Structured figure records:
[start]

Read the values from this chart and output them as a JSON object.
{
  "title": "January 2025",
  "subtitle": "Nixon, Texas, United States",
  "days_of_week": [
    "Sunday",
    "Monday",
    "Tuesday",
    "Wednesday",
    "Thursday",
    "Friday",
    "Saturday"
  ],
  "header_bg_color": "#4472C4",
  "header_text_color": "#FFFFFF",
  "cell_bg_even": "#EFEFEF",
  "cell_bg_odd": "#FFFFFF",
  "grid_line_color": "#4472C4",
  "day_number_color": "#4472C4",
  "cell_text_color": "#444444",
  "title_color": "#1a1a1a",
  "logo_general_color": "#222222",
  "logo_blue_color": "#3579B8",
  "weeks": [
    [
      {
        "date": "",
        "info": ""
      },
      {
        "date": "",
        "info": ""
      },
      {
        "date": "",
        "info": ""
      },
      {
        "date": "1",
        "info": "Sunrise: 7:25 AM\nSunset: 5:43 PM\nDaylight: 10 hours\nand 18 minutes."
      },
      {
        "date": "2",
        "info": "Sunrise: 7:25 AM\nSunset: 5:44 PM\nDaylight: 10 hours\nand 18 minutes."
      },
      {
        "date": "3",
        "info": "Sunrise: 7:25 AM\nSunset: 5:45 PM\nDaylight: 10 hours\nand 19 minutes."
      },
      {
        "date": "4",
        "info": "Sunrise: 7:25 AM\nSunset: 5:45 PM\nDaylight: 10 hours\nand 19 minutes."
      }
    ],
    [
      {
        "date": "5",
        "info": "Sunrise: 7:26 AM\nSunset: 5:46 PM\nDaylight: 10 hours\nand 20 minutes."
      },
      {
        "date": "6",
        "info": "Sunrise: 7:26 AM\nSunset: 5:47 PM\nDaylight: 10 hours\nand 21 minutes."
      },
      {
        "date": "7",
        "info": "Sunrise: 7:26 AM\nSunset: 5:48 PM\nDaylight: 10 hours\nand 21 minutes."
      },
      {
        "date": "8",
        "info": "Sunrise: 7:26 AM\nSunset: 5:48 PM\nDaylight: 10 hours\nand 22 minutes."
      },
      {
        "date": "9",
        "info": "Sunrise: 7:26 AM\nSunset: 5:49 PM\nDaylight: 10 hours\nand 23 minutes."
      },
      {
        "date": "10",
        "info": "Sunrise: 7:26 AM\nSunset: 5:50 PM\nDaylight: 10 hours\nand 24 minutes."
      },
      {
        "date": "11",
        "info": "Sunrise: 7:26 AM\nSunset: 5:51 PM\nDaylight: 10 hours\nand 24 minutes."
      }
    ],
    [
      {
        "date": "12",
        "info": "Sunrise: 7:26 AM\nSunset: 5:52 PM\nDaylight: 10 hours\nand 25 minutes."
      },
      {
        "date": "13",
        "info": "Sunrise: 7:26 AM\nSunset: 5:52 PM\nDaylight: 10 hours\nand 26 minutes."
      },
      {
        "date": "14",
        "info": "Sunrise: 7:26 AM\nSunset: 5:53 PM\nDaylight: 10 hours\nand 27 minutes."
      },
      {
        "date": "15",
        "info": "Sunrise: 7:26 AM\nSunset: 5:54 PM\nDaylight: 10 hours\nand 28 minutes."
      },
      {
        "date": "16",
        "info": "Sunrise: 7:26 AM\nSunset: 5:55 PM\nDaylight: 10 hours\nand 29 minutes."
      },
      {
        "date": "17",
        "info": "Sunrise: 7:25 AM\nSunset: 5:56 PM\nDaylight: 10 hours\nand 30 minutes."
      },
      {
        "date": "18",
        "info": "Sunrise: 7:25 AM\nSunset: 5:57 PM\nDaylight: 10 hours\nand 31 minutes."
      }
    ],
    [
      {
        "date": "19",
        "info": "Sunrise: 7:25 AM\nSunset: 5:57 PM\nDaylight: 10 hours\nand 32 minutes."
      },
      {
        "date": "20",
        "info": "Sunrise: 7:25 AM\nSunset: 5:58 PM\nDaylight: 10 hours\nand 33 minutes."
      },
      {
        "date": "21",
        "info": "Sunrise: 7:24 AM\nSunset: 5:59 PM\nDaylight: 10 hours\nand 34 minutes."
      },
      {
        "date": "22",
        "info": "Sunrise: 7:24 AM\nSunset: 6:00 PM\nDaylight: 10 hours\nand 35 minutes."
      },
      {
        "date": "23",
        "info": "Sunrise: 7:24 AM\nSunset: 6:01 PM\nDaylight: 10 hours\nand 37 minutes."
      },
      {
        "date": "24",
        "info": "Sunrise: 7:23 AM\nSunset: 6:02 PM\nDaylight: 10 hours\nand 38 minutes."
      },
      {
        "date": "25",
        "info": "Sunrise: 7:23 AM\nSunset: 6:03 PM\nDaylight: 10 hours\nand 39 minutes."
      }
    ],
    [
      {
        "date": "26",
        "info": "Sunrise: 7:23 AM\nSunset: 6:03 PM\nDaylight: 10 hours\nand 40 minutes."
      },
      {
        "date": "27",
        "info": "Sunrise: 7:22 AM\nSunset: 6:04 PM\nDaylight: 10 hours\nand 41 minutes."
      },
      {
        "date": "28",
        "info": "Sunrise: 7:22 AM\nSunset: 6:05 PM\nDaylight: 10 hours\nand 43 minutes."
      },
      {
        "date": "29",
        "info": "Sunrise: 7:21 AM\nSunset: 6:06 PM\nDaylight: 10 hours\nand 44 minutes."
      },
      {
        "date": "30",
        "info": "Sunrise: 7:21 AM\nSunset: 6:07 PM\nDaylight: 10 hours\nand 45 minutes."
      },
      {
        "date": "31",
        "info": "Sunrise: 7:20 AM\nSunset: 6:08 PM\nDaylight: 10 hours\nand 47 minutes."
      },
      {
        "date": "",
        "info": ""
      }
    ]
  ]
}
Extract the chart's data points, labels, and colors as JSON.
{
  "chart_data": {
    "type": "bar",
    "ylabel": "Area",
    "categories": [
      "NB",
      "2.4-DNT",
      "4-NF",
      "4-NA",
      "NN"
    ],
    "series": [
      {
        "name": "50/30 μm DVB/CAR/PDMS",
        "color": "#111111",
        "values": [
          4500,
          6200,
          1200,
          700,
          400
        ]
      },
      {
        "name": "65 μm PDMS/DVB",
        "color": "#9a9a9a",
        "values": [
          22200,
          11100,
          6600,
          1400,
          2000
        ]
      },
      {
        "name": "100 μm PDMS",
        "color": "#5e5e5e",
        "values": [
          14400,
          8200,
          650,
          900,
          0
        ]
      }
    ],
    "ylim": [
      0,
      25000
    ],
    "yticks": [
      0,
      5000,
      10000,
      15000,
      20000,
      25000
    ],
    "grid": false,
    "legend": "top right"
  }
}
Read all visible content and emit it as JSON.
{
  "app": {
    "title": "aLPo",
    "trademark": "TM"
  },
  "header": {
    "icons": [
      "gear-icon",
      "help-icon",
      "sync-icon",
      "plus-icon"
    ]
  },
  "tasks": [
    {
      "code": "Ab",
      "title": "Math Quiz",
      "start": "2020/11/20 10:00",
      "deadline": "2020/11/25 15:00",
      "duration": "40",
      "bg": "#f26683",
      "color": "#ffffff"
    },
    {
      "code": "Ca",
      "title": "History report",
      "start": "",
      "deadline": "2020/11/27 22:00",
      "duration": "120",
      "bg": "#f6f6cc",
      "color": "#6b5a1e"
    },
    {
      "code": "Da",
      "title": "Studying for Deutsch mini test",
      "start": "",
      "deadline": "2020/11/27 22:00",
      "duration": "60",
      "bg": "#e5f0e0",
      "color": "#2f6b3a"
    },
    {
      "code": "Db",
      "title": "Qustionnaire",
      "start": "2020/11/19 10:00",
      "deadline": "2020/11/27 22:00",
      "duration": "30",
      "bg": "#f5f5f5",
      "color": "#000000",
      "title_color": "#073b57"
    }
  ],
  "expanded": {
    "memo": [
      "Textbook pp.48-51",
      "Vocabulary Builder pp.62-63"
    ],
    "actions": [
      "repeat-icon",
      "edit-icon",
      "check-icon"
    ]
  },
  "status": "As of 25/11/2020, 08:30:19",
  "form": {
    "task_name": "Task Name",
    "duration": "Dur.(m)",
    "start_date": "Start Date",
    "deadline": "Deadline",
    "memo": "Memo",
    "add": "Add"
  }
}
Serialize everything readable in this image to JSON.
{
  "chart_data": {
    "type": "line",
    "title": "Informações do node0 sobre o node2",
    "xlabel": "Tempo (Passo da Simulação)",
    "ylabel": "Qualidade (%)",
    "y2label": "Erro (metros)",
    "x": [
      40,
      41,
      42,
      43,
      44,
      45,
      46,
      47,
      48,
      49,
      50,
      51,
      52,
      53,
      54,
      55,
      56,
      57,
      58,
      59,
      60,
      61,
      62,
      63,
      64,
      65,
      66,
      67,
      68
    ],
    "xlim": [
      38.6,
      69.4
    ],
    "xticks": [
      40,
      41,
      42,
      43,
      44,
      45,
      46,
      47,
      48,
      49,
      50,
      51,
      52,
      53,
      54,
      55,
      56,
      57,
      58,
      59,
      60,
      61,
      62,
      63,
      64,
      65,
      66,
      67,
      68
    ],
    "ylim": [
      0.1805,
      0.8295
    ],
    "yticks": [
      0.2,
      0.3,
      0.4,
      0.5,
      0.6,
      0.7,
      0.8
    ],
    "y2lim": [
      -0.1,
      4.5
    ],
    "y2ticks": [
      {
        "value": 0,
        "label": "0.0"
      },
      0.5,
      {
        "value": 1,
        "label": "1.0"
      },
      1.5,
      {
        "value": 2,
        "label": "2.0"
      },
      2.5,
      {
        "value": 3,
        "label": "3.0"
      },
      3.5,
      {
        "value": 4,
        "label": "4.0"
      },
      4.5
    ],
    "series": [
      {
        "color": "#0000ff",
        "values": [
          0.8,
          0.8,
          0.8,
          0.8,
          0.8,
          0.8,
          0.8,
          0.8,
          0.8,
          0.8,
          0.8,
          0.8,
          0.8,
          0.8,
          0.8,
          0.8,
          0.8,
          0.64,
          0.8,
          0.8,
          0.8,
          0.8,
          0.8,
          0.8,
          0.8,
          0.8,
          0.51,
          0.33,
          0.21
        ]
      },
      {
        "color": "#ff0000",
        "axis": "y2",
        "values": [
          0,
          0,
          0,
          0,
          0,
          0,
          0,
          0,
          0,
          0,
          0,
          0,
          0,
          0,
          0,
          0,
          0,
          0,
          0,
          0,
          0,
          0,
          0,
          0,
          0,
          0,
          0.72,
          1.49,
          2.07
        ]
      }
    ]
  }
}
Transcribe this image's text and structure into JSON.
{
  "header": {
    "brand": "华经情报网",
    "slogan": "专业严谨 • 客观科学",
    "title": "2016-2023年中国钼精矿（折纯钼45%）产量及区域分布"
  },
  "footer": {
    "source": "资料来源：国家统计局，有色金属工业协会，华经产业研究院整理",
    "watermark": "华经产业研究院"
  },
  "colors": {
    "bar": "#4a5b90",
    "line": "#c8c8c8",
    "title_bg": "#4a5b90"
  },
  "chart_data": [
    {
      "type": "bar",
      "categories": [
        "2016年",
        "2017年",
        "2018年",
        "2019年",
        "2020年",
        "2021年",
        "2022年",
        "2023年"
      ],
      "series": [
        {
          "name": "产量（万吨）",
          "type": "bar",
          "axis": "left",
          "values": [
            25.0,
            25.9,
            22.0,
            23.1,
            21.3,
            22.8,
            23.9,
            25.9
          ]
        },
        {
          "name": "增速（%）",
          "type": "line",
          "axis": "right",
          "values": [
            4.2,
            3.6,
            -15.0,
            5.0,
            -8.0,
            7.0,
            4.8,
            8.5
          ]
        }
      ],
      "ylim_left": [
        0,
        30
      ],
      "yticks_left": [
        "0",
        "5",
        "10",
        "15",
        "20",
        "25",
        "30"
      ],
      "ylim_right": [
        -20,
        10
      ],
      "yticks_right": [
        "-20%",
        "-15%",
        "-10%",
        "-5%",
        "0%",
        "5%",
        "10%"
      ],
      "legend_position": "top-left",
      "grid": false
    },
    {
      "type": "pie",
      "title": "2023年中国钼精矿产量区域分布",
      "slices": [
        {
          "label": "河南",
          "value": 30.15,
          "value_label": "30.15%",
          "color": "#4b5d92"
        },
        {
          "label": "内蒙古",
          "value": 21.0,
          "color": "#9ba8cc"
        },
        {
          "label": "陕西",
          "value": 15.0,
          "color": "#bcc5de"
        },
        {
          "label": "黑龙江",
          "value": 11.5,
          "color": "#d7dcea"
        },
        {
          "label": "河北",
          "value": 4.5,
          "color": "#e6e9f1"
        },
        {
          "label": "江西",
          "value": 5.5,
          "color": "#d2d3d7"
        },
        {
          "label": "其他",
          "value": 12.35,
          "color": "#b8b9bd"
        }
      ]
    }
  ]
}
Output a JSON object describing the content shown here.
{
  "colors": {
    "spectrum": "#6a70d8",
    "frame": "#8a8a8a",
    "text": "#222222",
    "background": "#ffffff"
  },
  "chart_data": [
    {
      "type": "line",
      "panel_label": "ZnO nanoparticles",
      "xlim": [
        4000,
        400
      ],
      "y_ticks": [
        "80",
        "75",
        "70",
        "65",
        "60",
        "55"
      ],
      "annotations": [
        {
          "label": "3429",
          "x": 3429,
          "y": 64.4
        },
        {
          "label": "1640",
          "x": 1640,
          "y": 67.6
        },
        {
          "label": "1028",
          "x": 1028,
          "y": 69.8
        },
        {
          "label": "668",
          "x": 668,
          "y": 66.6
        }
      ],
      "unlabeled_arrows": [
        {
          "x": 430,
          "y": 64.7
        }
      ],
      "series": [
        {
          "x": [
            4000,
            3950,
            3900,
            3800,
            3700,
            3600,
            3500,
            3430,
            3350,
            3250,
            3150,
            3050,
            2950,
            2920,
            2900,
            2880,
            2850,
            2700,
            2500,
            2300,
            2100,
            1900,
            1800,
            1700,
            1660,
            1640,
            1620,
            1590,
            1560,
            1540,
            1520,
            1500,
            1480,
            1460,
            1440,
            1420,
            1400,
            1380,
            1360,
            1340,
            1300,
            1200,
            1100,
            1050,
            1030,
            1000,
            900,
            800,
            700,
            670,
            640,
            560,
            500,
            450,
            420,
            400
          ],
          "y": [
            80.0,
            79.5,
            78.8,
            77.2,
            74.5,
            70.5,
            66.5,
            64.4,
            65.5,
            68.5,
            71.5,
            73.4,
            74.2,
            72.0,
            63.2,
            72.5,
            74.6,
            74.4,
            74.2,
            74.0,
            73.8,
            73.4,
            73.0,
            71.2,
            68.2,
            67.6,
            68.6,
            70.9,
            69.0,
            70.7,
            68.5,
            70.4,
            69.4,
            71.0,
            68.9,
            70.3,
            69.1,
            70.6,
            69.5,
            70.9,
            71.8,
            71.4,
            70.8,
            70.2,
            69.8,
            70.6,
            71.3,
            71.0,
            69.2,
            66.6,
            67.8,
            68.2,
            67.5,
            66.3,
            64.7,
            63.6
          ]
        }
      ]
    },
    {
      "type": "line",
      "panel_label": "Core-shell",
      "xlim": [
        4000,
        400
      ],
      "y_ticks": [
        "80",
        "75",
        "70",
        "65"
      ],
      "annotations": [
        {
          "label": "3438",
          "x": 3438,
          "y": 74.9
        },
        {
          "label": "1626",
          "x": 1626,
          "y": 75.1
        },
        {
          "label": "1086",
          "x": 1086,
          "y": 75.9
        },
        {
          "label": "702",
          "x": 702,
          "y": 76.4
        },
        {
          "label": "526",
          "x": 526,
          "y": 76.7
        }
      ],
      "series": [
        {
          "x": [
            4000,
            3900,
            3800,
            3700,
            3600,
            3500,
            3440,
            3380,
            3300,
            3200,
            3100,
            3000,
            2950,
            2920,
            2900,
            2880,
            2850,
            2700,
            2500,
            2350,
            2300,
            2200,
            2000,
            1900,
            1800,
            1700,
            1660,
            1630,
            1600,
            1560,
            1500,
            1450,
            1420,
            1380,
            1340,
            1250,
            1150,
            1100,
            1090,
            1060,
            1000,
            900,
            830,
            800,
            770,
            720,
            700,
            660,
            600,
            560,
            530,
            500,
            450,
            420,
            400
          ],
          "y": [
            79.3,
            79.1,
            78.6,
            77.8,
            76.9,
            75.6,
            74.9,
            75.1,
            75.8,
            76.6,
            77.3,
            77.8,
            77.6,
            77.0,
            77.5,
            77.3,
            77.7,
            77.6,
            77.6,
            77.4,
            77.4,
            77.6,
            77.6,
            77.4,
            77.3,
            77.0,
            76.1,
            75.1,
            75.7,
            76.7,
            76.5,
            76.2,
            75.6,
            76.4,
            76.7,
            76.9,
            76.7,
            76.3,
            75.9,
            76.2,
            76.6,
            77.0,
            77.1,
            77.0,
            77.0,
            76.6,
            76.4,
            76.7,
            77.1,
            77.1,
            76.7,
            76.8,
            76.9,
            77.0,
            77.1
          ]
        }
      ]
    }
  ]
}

[end]

Locate all lines in the listing above with the word "PDMS" and copy them.

**RESULT BELOW**
        "name": "50/30 μm DVB/CAR/PDMS",
        "name": "65 μm PDMS/DVB",
        "name": "100 μm PDMS",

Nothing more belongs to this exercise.